Start of Extracted material
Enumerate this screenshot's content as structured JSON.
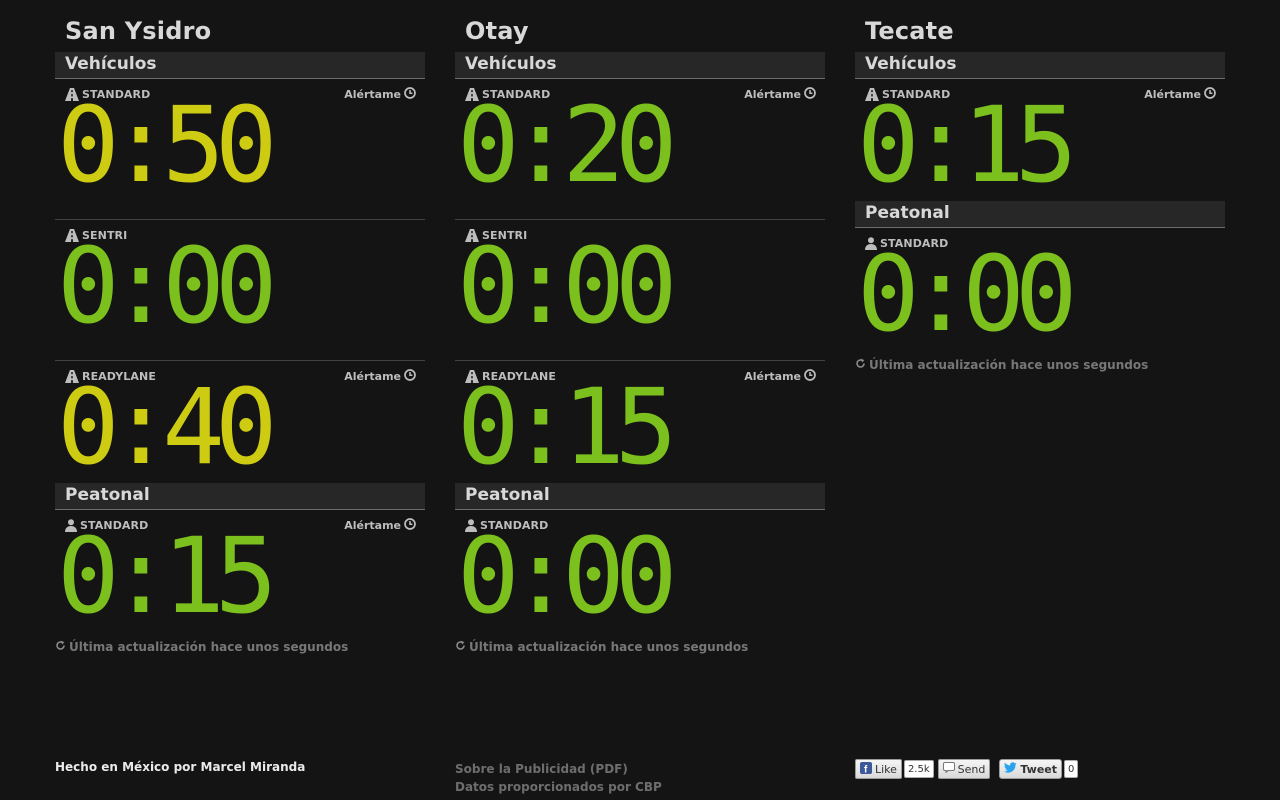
{
  "colors": {
    "background": "#141414",
    "short_wait": "#7cc01e",
    "medium_wait": "#cdcc12",
    "header_bg": "#272727"
  },
  "crossings": [
    {
      "name": "San Ysidro",
      "sections": [
        {
          "title": "Vehículos",
          "lanes": [
            {
              "type": "STANDARD",
              "icon": "road-icon",
              "time": "0:50",
              "status": "medium",
              "alert_label": "Alértame"
            },
            {
              "type": "SENTRI",
              "icon": "road-icon",
              "time": "0:00",
              "status": "short",
              "alert_label": ""
            },
            {
              "type": "READYLANE",
              "icon": "road-icon",
              "time": "0:40",
              "status": "medium",
              "alert_label": "Alértame"
            }
          ]
        },
        {
          "title": "Peatonal",
          "lanes": [
            {
              "type": "STANDARD",
              "icon": "pedestrian-icon",
              "time": "0:15",
              "status": "short",
              "alert_label": "Alértame"
            }
          ]
        }
      ],
      "updated": "Última actualización hace unos segundos"
    },
    {
      "name": "Otay",
      "sections": [
        {
          "title": "Vehículos",
          "lanes": [
            {
              "type": "STANDARD",
              "icon": "road-icon",
              "time": "0:20",
              "status": "short",
              "alert_label": "Alértame"
            },
            {
              "type": "SENTRI",
              "icon": "road-icon",
              "time": "0:00",
              "status": "short",
              "alert_label": ""
            },
            {
              "type": "READYLANE",
              "icon": "road-icon",
              "time": "0:15",
              "status": "short",
              "alert_label": "Alértame"
            }
          ]
        },
        {
          "title": "Peatonal",
          "lanes": [
            {
              "type": "STANDARD",
              "icon": "pedestrian-icon",
              "time": "0:00",
              "status": "short",
              "alert_label": ""
            }
          ]
        }
      ],
      "updated": "Última actualización hace unos segundos"
    },
    {
      "name": "Tecate",
      "sections": [
        {
          "title": "Vehículos",
          "lanes": [
            {
              "type": "STANDARD",
              "icon": "road-icon",
              "time": "0:15",
              "status": "short",
              "alert_label": "Alértame"
            }
          ]
        },
        {
          "title": "Peatonal",
          "lanes": [
            {
              "type": "STANDARD",
              "icon": "pedestrian-icon",
              "time": "0:00",
              "status": "short",
              "alert_label": ""
            }
          ]
        }
      ],
      "updated": "Última actualización hace unos segundos"
    }
  ],
  "footer": {
    "credit": "Hecho en México por Marcel Miranda",
    "ads_link": "Sobre la Publicidad (PDF)",
    "data_source": "Datos proporcionados por CBP",
    "social": {
      "like_label": "Like",
      "like_count": "2.5k",
      "send_label": "Send",
      "tweet_label": "Tweet",
      "tweet_count": "0"
    }
  }
}
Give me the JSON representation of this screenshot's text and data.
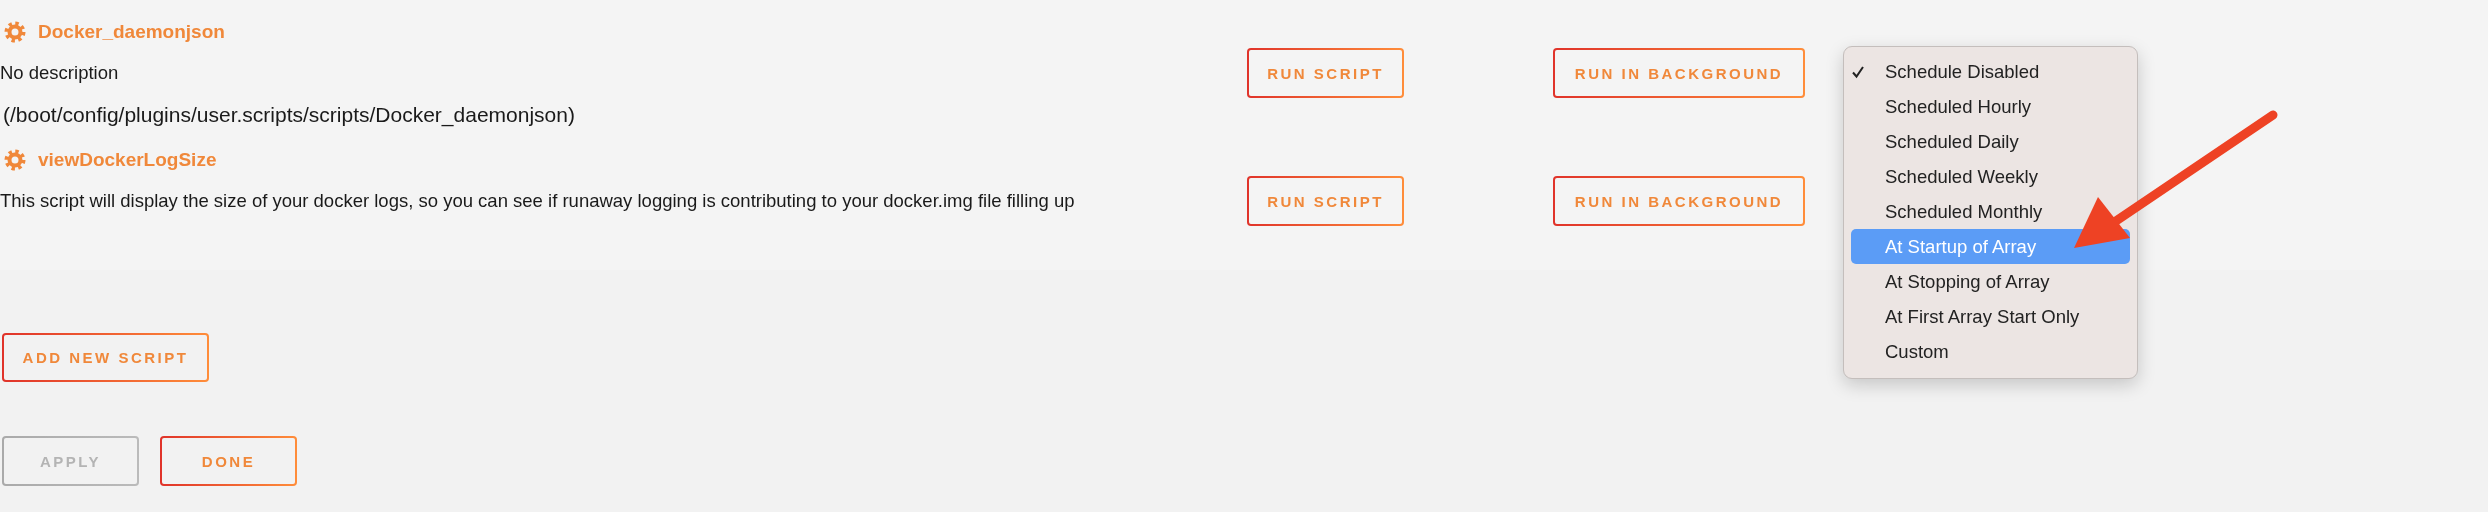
End of Extracted material
## Direction
Copy each line of the listing that holds the word "screenshot".

## Answer for this exercise
Enumerate this screenshot's content as structured JSON.
Give me the JSON representation of this screenshot's text and data.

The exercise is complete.